Start of TASK DATA
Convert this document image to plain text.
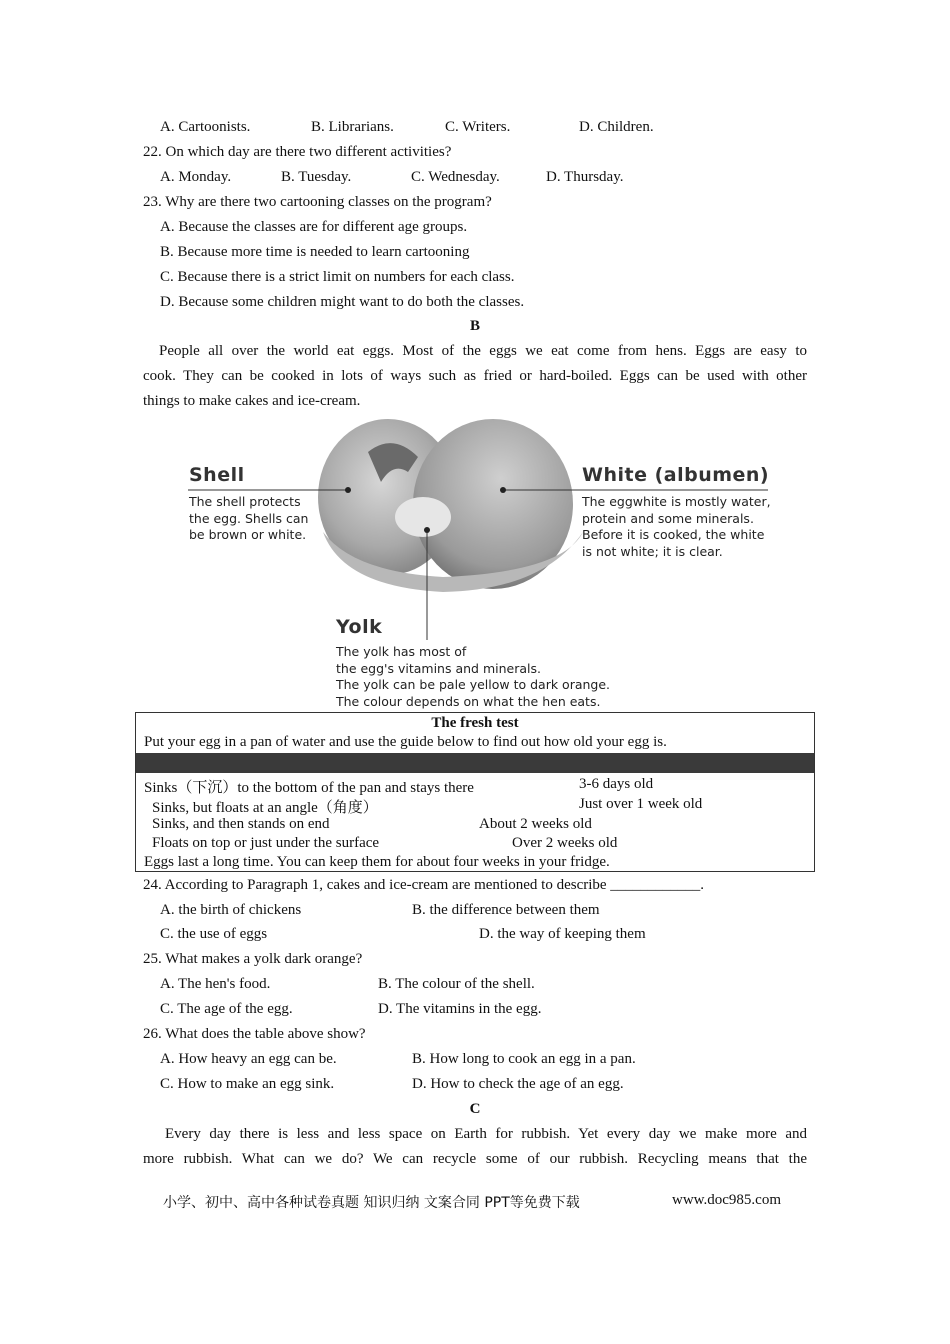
A. Cartoonists.	B. Librarians.	C. Writers.	D. Children.
22. On which day are there two different activities?
A. Monday.	B. Tuesday.	C. Wednesday.	D. Thursday.
23. Why are there two cartooning classes on the program?
A. Because the classes are for different age groups.
B. Because more time is needed to learn cartooning
C. Because there is a strict limit on numbers for each class.
D. Because some children might want to do both the classes.
B
People all over the world eat eggs. Most of the eggs we eat come from hens. Eggs are easy to
cook. They can be cooked in lots of ways such as fried or hard-boiled. Eggs can be used with other
things to make cakes and ice-cream.
Shell
The shell protects
the egg. Shells can
be brown or white.
White (albumen)
The eggwhite is mostly water,
protein and some minerals.
Before it is cooked, the white
is not white; it is clear.
Yolk
The yolk has most of
the egg's vitamins and minerals.
The yolk can be pale yellow to dark orange.
The colour depends on what the hen eats.
The fresh test
Put your egg in a pan of water and use the guide below to find out how old your egg is.
Sinks（下沉）to the bottom of the pan and stays there	3-6 days old
Sinks, but floats at an angle（角度）	Just over 1 week old
Sinks, and then stands on end	About 2 weeks old
Floats on top or just under the surface	Over 2 weeks old
Eggs last a long time. You can keep them for about four weeks in your fridge.
24. According to Paragraph 1, cakes and ice-cream are mentioned to describe ____________.
A. the birth of chickens	B. the difference between them
C. the use of eggs	D. the way of keeping them
25. What makes a yolk dark orange?
A. The hen's food.	B. The colour of the shell.
C. The age of the egg.	D. The vitamins in the egg.
26. What does the table above show?
A. How heavy an egg can be.	B. How long to cook an egg in a pan.
C. How to make an egg sink.	D. How to check the age of an egg.
C
Every day there is less and less space on Earth for rubbish. Yet every day we make more and
more rubbish. What can we do? We can recycle some of our rubbish. Recycling means that the
小学、初中、高中各种试卷真题 知识归纳 文案合同 PPT等免费下载	www.doc985.com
End of TASK DATA
Could you copy the data above exactly, leaving the pictures out?

→ OUTPUT OF THE EXERCISE
Convert this document image to plain text.
A. Cartoonists.	B. Librarians.	C. Writers.	D. Children.
22. On which day are there two different activities?
A. Monday.	B. Tuesday.	C. Wednesday.	D. Thursday.
23. Why are there two cartooning classes on the program?
A. Because the classes are for different age groups.
B. Because more time is needed to learn cartooning
C. Because there is a strict limit on numbers for each class.
D. Because some children might want to do both the classes.
B
People all over the world eat eggs. Most of the eggs we eat come from hens. Eggs are easy to
cook. They can be cooked in lots of ways such as fried or hard-boiled. Eggs can be used with other
things to make cakes and ice-cream.
Shell
The shell protects
the egg. Shells can
be brown or white.
White (albumen)
The eggwhite is mostly water,
protein and some minerals.
Before it is cooked, the white
is not white; it is clear.
Yolk
The yolk has most of
the egg's vitamins and minerals.
The yolk can be pale yellow to dark orange.
The colour depends on what the hen eats.
The fresh test
Put your egg in a pan of water and use the guide below to find out how old your egg is.
Sinks（下沉）to the bottom of the pan and stays there	3-6 days old
Sinks, but floats at an angle（角度）	Just over 1 week old
Sinks, and then stands on end	About 2 weeks old
Floats on top or just under the surface	Over 2 weeks old
Eggs last a long time. You can keep them for about four weeks in your fridge.
24. According to Paragraph 1, cakes and ice-cream are mentioned to describe ____________.
A. the birth of chickens	B. the difference between them
C. the use of eggs	D. the way of keeping them
25. What makes a yolk dark orange?
A. The hen's food.	B. The colour of the shell.
C. The age of the egg.	D. The vitamins in the egg.
26. What does the table above show?
A. How heavy an egg can be.	B. How long to cook an egg in a pan.
C. How to make an egg sink.	D. How to check the age of an egg.
C
Every day there is less and less space on Earth for rubbish. Yet every day we make more and
more rubbish. What can we do? We can recycle some of our rubbish. Recycling means that the
小学、初中、高中各种试卷真题 知识归纳 文案合同 PPT等免费下载	www.doc985.com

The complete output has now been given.